Return every one of the records below verbatim, line for line, without altering any character.

═══

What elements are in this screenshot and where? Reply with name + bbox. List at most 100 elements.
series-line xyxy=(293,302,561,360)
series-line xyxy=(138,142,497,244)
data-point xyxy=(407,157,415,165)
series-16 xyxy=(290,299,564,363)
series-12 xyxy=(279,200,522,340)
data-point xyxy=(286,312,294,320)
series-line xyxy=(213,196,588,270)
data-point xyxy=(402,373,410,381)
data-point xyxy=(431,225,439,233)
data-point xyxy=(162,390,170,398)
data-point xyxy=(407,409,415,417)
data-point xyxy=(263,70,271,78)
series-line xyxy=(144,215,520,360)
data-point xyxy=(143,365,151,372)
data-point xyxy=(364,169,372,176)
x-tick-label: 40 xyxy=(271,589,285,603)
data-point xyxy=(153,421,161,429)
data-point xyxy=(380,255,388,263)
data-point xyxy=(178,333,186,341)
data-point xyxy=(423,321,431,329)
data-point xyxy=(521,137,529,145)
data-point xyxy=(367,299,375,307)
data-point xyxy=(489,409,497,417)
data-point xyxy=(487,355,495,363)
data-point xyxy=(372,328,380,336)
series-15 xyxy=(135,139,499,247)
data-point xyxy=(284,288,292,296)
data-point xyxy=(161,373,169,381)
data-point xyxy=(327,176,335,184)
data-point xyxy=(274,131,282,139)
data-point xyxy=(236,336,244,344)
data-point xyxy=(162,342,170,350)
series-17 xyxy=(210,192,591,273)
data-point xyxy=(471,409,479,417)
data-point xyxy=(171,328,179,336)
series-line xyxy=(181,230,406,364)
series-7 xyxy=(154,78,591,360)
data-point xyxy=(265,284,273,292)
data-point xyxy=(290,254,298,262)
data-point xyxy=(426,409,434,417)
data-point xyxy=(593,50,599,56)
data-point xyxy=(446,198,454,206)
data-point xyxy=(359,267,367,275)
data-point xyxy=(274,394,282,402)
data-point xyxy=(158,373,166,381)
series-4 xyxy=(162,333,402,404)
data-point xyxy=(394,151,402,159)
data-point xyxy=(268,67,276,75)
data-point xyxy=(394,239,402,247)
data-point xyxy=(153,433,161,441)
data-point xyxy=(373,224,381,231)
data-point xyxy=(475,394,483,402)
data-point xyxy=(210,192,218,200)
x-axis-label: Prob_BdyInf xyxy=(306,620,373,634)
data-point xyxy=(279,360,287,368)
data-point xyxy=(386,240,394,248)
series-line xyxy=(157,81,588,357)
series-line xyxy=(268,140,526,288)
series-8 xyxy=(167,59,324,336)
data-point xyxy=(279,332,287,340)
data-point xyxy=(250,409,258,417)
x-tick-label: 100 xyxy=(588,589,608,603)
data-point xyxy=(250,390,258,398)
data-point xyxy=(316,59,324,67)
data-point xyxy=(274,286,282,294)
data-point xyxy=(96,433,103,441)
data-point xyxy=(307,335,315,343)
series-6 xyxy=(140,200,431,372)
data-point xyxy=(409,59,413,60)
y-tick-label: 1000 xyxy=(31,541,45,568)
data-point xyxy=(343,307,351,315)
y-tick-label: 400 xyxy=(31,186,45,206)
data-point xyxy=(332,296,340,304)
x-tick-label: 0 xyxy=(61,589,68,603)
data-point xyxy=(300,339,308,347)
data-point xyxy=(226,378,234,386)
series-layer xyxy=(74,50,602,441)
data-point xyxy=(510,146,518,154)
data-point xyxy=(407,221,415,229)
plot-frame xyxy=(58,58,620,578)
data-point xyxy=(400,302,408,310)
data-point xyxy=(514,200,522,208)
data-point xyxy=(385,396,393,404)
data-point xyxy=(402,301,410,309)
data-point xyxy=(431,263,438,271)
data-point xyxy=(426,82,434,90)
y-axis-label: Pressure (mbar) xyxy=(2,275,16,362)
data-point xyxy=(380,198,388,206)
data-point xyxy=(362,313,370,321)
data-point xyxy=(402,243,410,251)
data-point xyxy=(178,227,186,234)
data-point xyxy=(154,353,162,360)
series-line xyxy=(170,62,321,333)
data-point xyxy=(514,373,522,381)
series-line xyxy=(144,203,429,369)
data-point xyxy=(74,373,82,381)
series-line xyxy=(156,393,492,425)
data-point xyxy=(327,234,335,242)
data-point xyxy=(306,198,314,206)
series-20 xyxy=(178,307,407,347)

═══

▶ **Correct answer**:
What elements are in this screenshot and where? Reply with name + bbox. List at most 100 elements.
series-line xyxy=(293,302,561,360)
series-line xyxy=(138,142,497,244)
data-point xyxy=(407,157,415,165)
series-16 xyxy=(290,299,564,363)
series-12 xyxy=(279,200,522,340)
data-point xyxy=(286,312,294,320)
series-line xyxy=(213,196,588,270)
data-point xyxy=(402,373,410,381)
data-point xyxy=(431,225,439,233)
data-point xyxy=(162,390,170,398)
data-point xyxy=(407,409,415,417)
data-point xyxy=(263,70,271,78)
series-line xyxy=(144,215,520,360)
data-point xyxy=(143,365,151,372)
data-point xyxy=(364,169,372,176)
x-tick-label: 40 xyxy=(271,589,285,603)
data-point xyxy=(153,421,161,429)
data-point xyxy=(380,255,388,263)
data-point xyxy=(178,333,186,341)
data-point xyxy=(423,321,431,329)
data-point xyxy=(521,137,529,145)
data-point xyxy=(367,299,375,307)
data-point xyxy=(489,409,497,417)
data-point xyxy=(487,355,495,363)
data-point xyxy=(372,328,380,336)
series-15 xyxy=(135,139,499,247)
data-point xyxy=(284,288,292,296)
data-point xyxy=(161,373,169,381)
data-point xyxy=(327,176,335,184)
data-point xyxy=(274,131,282,139)
data-point xyxy=(236,336,244,344)
data-point xyxy=(162,342,170,350)
series-17 xyxy=(210,192,591,273)
data-point xyxy=(471,409,479,417)
data-point xyxy=(171,328,179,336)
series-line xyxy=(181,230,406,364)
series-7 xyxy=(154,78,591,360)
data-point xyxy=(265,284,273,292)
data-point xyxy=(290,254,298,262)
data-point xyxy=(426,409,434,417)
data-point xyxy=(593,50,599,56)
data-point xyxy=(446,198,454,206)
data-point xyxy=(359,267,367,275)
data-point xyxy=(274,394,282,402)
data-point xyxy=(158,373,166,381)
series-4 xyxy=(162,333,402,404)
data-point xyxy=(394,151,402,159)
data-point xyxy=(268,67,276,75)
data-point xyxy=(394,239,402,247)
data-point xyxy=(153,433,161,441)
data-point xyxy=(373,224,381,231)
data-point xyxy=(475,394,483,402)
data-point xyxy=(210,192,218,200)
x-axis-label: Prob_BdyInf xyxy=(306,620,373,634)
data-point xyxy=(279,360,287,368)
data-point xyxy=(386,240,394,248)
series-line xyxy=(157,81,588,357)
series-line xyxy=(268,140,526,288)
series-8 xyxy=(167,59,324,336)
data-point xyxy=(279,332,287,340)
data-point xyxy=(250,409,258,417)
x-tick-label: 100 xyxy=(588,589,608,603)
data-point xyxy=(250,390,258,398)
data-point xyxy=(316,59,324,67)
data-point xyxy=(274,286,282,294)
data-point xyxy=(96,433,103,441)
data-point xyxy=(307,335,315,343)
series-6 xyxy=(140,200,431,372)
data-point xyxy=(409,59,413,60)
y-tick-label: 1000 xyxy=(31,541,45,568)
data-point xyxy=(343,307,351,315)
y-tick-label: 400 xyxy=(31,186,45,206)
data-point xyxy=(332,296,340,304)
x-tick-label: 0 xyxy=(61,589,68,603)
data-point xyxy=(300,339,308,347)
data-point xyxy=(226,378,234,386)
series-layer xyxy=(74,50,602,441)
data-point xyxy=(510,146,518,154)
data-point xyxy=(407,221,415,229)
plot-frame xyxy=(58,58,620,578)
data-point xyxy=(400,302,408,310)
data-point xyxy=(514,200,522,208)
data-point xyxy=(385,396,393,404)
data-point xyxy=(402,301,410,309)
data-point xyxy=(431,263,438,271)
data-point xyxy=(426,82,434,90)
y-axis-label: Pressure (mbar) xyxy=(2,275,16,362)
data-point xyxy=(380,198,388,206)
data-point xyxy=(362,313,370,321)
data-point xyxy=(402,243,410,251)
data-point xyxy=(178,227,186,234)
data-point xyxy=(154,353,162,360)
series-line xyxy=(170,62,321,333)
data-point xyxy=(514,373,522,381)
series-line xyxy=(144,203,429,369)
data-point xyxy=(74,373,82,381)
series-line xyxy=(156,393,492,425)
data-point xyxy=(327,234,335,242)
data-point xyxy=(306,198,314,206)
series-20 xyxy=(178,307,407,347)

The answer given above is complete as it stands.